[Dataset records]

>> Start

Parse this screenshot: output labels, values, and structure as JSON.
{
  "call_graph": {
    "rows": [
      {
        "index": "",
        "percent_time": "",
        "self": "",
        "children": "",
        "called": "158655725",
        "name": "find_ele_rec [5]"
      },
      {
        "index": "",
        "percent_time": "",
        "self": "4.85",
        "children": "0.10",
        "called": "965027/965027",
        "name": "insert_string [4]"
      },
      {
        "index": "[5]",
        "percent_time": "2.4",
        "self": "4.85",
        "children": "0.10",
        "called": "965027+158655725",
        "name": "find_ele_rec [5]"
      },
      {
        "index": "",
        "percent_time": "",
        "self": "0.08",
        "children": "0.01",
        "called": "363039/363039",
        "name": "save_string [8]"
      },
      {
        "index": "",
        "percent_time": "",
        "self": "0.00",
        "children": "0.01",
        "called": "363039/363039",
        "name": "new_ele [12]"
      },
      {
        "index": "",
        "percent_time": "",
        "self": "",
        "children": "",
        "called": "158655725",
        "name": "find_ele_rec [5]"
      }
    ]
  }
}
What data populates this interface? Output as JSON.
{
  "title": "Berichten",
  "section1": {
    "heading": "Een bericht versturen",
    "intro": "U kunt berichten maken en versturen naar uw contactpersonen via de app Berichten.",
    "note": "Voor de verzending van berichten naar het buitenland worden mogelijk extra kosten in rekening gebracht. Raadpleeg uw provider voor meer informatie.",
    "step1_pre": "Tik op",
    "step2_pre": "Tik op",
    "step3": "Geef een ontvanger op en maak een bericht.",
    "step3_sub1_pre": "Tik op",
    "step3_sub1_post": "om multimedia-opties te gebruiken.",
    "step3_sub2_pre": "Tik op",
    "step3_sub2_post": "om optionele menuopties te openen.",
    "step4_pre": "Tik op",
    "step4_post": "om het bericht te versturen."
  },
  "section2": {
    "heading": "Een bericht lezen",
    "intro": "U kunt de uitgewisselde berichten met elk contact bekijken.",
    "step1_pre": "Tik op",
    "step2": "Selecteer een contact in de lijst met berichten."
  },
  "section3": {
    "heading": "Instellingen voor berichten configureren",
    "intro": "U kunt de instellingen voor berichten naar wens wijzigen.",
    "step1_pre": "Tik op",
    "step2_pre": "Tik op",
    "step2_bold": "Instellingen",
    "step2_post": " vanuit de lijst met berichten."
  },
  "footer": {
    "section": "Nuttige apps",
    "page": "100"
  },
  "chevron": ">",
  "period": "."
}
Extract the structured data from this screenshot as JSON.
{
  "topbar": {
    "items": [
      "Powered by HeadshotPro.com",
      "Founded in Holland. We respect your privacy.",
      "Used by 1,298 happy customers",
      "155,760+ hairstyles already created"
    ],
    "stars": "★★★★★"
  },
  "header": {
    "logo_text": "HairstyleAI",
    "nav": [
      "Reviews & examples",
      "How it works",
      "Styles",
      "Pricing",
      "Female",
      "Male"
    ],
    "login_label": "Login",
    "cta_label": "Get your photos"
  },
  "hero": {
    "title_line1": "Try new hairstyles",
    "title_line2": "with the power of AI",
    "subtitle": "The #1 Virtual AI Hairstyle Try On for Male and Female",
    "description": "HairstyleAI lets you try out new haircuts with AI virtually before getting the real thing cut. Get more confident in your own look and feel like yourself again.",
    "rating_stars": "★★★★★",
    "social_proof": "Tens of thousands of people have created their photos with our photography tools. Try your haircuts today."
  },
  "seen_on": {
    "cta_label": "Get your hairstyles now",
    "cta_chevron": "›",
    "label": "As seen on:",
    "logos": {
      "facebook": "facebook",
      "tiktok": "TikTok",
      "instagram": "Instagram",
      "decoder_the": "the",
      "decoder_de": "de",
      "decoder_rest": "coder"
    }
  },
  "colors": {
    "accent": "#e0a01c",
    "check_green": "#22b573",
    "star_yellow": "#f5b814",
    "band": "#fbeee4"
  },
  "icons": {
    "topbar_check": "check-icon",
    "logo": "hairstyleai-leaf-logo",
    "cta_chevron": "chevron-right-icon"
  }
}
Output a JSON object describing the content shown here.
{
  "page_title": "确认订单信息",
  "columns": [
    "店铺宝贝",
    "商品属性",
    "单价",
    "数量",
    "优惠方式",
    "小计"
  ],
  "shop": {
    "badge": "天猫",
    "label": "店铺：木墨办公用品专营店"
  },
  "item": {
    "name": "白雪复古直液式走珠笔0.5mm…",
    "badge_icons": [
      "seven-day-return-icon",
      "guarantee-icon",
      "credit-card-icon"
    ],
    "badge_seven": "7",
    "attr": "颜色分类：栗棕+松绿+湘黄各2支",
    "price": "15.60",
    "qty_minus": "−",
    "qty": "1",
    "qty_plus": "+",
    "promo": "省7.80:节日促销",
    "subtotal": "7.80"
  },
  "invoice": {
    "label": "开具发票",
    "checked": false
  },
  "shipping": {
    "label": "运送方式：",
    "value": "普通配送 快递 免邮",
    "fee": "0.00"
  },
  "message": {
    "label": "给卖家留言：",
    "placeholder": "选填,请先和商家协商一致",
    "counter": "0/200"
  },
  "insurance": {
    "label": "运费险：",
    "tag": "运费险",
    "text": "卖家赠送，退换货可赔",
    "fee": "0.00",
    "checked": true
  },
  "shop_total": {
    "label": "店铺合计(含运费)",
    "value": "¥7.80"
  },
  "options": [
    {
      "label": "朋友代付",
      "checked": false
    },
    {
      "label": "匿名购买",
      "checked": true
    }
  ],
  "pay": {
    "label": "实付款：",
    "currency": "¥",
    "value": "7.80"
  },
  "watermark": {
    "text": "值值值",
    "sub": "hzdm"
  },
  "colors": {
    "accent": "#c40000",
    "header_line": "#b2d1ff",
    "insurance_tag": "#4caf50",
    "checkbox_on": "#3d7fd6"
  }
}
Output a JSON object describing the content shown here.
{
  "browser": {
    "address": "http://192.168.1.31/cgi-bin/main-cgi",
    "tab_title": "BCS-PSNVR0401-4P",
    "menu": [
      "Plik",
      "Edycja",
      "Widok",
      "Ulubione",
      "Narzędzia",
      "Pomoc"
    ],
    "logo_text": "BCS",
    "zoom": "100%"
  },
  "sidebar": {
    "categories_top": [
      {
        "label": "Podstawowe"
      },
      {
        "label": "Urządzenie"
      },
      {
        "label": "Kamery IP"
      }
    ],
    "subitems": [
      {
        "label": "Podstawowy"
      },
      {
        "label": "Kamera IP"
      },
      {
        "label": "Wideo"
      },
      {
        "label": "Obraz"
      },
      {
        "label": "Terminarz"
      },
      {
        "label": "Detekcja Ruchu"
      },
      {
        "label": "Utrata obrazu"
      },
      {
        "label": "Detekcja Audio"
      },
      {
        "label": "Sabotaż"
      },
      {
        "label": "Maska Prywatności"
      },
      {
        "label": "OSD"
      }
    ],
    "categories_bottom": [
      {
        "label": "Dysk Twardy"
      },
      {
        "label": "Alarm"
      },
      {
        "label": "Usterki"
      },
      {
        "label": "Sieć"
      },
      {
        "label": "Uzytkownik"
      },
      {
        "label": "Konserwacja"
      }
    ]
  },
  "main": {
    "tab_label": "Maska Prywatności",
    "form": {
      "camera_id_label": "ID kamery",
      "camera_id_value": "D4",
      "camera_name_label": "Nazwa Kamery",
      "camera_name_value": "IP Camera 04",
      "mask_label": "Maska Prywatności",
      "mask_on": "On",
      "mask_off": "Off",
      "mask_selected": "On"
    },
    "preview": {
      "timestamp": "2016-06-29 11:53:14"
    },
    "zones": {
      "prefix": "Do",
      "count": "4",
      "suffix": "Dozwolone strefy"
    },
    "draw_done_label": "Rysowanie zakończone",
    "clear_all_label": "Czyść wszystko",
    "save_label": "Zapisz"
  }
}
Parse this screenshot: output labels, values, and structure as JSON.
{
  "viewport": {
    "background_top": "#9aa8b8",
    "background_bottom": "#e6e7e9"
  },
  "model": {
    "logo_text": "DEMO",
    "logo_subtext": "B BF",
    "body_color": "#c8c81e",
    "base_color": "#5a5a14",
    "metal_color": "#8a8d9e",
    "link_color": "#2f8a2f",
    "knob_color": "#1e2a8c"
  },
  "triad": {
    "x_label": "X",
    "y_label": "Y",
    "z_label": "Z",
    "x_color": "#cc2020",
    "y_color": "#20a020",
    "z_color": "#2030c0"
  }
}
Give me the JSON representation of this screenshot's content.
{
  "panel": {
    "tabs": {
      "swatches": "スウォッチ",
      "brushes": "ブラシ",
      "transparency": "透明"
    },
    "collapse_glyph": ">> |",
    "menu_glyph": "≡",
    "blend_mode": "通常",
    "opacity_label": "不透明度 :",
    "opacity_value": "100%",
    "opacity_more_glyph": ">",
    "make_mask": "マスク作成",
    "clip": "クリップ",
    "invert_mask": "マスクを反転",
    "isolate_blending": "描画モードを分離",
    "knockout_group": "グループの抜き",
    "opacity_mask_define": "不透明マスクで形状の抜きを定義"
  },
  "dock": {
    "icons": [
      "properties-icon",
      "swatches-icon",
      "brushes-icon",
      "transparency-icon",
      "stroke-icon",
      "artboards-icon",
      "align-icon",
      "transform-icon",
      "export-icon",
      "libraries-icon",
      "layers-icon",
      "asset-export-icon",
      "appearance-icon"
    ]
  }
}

>> End

▸ **Requirement**
Write out every line from the entries where "screenshot" appears.

▸ **Solution for this task**
Parse this screenshot: output labels, values, and structure as JSON.
Extract the structured data from this screenshot as JSON.
Parse this screenshot: output labels, values, and structure as JSON.
Give me the JSON representation of this screenshot's content.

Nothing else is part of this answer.